Here's a question for Dan:





Hi, Dan! I don't know if you saw that yes, I am aware that a delta-sigma design is potentially more susceptible to jitter than an R2R ladder DAC, as was clearly shown in Bob Adams' classic paper on the subject. And yes, I am totally aware that the SRC changes the data versus a good pll. But a good PLL is incredibly difficult to design, a you know. The engineers at TC spent one man-year on the development of the PLL in the conversion system that became the TC system 6000 A/D/A converter.

I like to look at an ASRC as a "poor man's good PLL" and as the technology has improved it is amazing how it's not such a "poor man" anymore---how good an ASRC-style DAC can sound. As you know, the digital PLL in the Analog Devices 1896 is not to be sneezed at. The sound quality of the Benchmark is very very good. (And it's not all PLL, of course; every aspect of the converter must be made good, the noise floor, the initial analog PLL (which reduces jitter into the ASRC as you described) and distortion level and solidity of the power supply all contribute.

══════════════════════════════

Goal A =>
Substitute "stepper" for "spinner" in the records, starting with the line containing "refraction-subdivs-spinner[interactable]: ▲▼ —" and going through the line containing "chevron-down-icon[interactable]: ▼ — [110, 438, 123, 450]". Give back only those lines, with everything else unchanged.

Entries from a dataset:
══════════════════════════════

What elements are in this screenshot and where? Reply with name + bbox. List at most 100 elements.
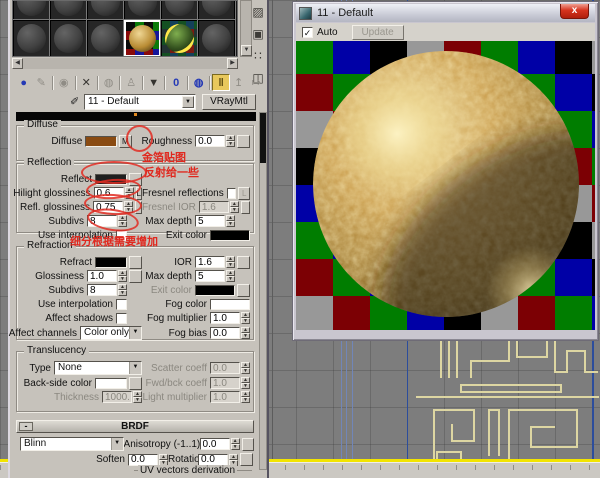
refraction-subdivs-spinner[interactable]: ▲▼ — [87, 284, 127, 296]
fwd-bck-coeff-spinner[interactable]: ▲▼ — [210, 377, 250, 389]
refraction-glossiness-input[interactable] — [87, 270, 117, 282]
fog-color-swatch[interactable] — [210, 298, 250, 310]
make-unique-button[interactable]: ♙ — [122, 74, 140, 91]
refraction-max-depth-spinner[interactable]: ▲▼ — [195, 270, 235, 282]
put-to-library-button[interactable]: ▼ — [145, 74, 163, 91]
material-sample-slot[interactable] — [123, 19, 162, 56]
material-sample-slot[interactable] — [86, 19, 125, 56]
put-material-to-scene-button[interactable]: ✎ — [33, 74, 51, 91]
update-button[interactable]: Update — [351, 24, 404, 40]
chevron-down-icon[interactable]: ▼ — [110, 438, 123, 450]
back-side-color-swatch[interactable] — [95, 377, 127, 389]
light-multiplier-input[interactable] — [210, 391, 240, 403]
refraction-subdivs-input[interactable] — [87, 284, 117, 296]
pick-material-eyedropper-icon[interactable]: ✐ — [70, 95, 84, 109]
fog-multiplier-input[interactable] — [210, 312, 240, 324]
material-sample-slot[interactable] — [197, 19, 236, 56]
refract-map-button[interactable] — [129, 255, 142, 269]
go-forward-sibling-button[interactable]: ↦ — [247, 74, 265, 91]
chevron-down-icon[interactable]: ▼ — [129, 362, 141, 374]
scatter-coeff-input[interactable] — [210, 362, 240, 374]
reflection-exit-color-swatch[interactable] — [210, 229, 250, 241]
affect-channels-dropdown[interactable]: Color only ▼ — [80, 326, 142, 340]
chevron-down-icon[interactable]: ▼ — [129, 327, 141, 339]
brdf-rollout-header[interactable]: - BRDF — [16, 420, 254, 433]
fresnel-reflections-checkbox[interactable] — [226, 187, 237, 199]
material-sample-slot[interactable] — [160, 1, 199, 21]
refraction-max-depth-input[interactable] — [195, 270, 225, 282]
material-class-button[interactable]: VRayMtl — [202, 94, 256, 110]
fog-bias-input[interactable] — [210, 327, 240, 339]
chevron-down-icon[interactable]: ▼ — [182, 96, 194, 108]
options-icon[interactable]: ∷ — [248, 46, 268, 66]
material-sample-slot[interactable] — [13, 19, 51, 56]
ior-map-button[interactable] — [237, 255, 250, 269]
soften-input[interactable] — [128, 453, 158, 466]
slots-scroll-right-button[interactable]: ▶ — [227, 58, 238, 69]
roughness-map-button[interactable] — [237, 134, 250, 148]
spinner-arrows[interactable]: ▲ ▼ — [226, 135, 236, 147]
make-material-copy-button[interactable]: ◍ — [100, 74, 118, 91]
show-end-result-button[interactable]: ‖ — [212, 74, 230, 91]
material-sample-slot[interactable] — [13, 1, 51, 21]
refraction-glossiness-spinner[interactable]: ▲▼ — [87, 270, 127, 282]
roughness-spinner[interactable]: ▲▼ — [195, 135, 236, 147]
get-material-button[interactable]: ● — [15, 74, 33, 91]
anisotropy-map-button[interactable] — [241, 437, 254, 451]
thickness-input[interactable] — [102, 391, 132, 403]
material-sample-slot[interactable] — [197, 1, 236, 21]
fog-multiplier-spinner[interactable]: ▲▼ — [210, 312, 250, 324]
material-id-channel-button[interactable]: 0 — [167, 74, 185, 91]
material-name-dropdown[interactable]: 11 - Default ▼ — [84, 94, 196, 110]
slots-horizontal-scrollbar[interactable]: ◀ ▶ — [12, 58, 238, 69]
diffuse-color-swatch[interactable] — [85, 135, 117, 147]
soften-spinner[interactable]: ▲▼ — [128, 453, 168, 466]
refract-color-swatch[interactable] — [95, 256, 127, 268]
close-button[interactable]: x — [560, 4, 589, 19]
preview-titlebar[interactable]: 11 - Default x — [296, 4, 595, 22]
refraction-interp-checkbox[interactable] — [116, 298, 127, 310]
material-sample-slot[interactable] — [86, 1, 125, 21]
rotation-spinner[interactable]: ▲▼ — [198, 453, 238, 466]
slots-scroll-left-button[interactable]: ◀ — [12, 58, 23, 69]
refraction-exit-color-swatch[interactable] — [195, 284, 235, 296]
assign-material-to-selection-button[interactable]: ◉ — [55, 74, 73, 91]
rotation-input[interactable] — [198, 453, 228, 466]
material-sample-slot[interactable] — [49, 19, 88, 56]
material-sample-slot[interactable] — [123, 1, 162, 21]
sample-uv-tiling-icon[interactable]: ▨ — [248, 2, 268, 22]
fog-bias-spinner[interactable]: ▲▼ — [210, 327, 250, 339]
reflection-max-depth-spinner[interactable]: ▲▼ — [195, 215, 235, 227]
fresnel-ior-map-button[interactable] — [240, 200, 250, 214]
material-sample-slot[interactable] — [49, 1, 88, 21]
refraction-glossiness-map-button[interactable] — [129, 269, 142, 283]
anisotropy-input[interactable] — [199, 438, 230, 450]
material-sample-slot[interactable] — [160, 19, 199, 56]
video-color-check-icon[interactable]: ▣ — [248, 24, 268, 44]
anisotropy-spinner[interactable]: ▲▼ — [199, 438, 240, 450]
brdf-type-dropdown[interactable]: Blinn ▼ — [20, 437, 124, 451]
rotation-map-button[interactable] — [240, 453, 253, 466]
fresnel-ior-input[interactable] — [198, 201, 229, 213]
ior-input[interactable] — [195, 256, 225, 268]
rollout-scrollbar-thumb[interactable] — [260, 113, 266, 163]
translucency-type-dropdown[interactable]: None ▼ — [54, 361, 142, 375]
fresnel-lock-button[interactable]: L — [238, 186, 250, 200]
fwd-bck-coeff-input[interactable] — [210, 377, 240, 389]
rollout-scrollbar[interactable] — [259, 112, 267, 470]
light-multiplier-spinner[interactable]: ▲▼ — [210, 391, 250, 403]
back-side-color-button[interactable] — [129, 376, 142, 390]
go-to-parent-button[interactable]: ↥ — [230, 74, 248, 91]
refraction-exit-color-button[interactable] — [237, 283, 250, 297]
scatter-coeff-spinner[interactable]: ▲▼ — [210, 362, 250, 374]
reflection-max-depth-input[interactable] — [195, 215, 225, 227]
thickness-spinner[interactable]: ▲▼ — [102, 391, 142, 403]
roughness-input[interactable] — [195, 135, 226, 147]
affect-shadows-checkbox[interactable] — [116, 312, 127, 324]
fresnel-ior-spinner[interactable]: ▲▼ — [198, 201, 239, 213]
ior-spinner[interactable]: ▲▼ — [195, 256, 235, 268]
auto-checkbox[interactable]: ✓ — [302, 26, 313, 38]
brdf-collapse-button[interactable]: - — [19, 422, 33, 431]
reset-map-mtl-button[interactable]: ✕ — [77, 74, 95, 91]
show-map-in-viewport-button[interactable]: ◍ — [190, 74, 208, 91]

══════════════════════════════

Goal B =>
Answer these questions from the note to Dan about jitter and ASRC-style DACs:
(i) Whose classic paper showed that a delta-sigma design is potentially more susceptible to jitter than an R2R ladder DAC?
(ii) How much time did the engineers at TC spend developing the PLL in their conversion system?
(iii) Which Analog Devices part is said to have a digital PLL that is not to be sneezed at?

Output A =>
refraction-subdivs-stepper[interactable]: ▲▼ — [87, 284, 127, 296]
fwd-bck-coeff-stepper[interactable]: ▲▼ — [210, 377, 250, 389]
refraction-glossiness-input[interactable] — [87, 270, 117, 282]
fog-color-swatch[interactable] — [210, 298, 250, 310]
make-unique-button[interactable]: ♙ — [122, 74, 140, 91]
refraction-max-depth-stepper[interactable]: ▲▼ — [195, 270, 235, 282]
put-to-library-button[interactable]: ▼ — [145, 74, 163, 91]
material-sample-slot[interactable] — [123, 19, 162, 56]
material-sample-slot[interactable] — [86, 19, 125, 56]
put-material-to-scene-button[interactable]: ✎ — [33, 74, 51, 91]
update-button[interactable]: Update — [351, 24, 404, 40]
chevron-down-icon[interactable]: ▼ — [110, 438, 123, 450]

Output B =>
(i) Bob Adams'
(ii) One man-year
(iii) The Analog Devices 1896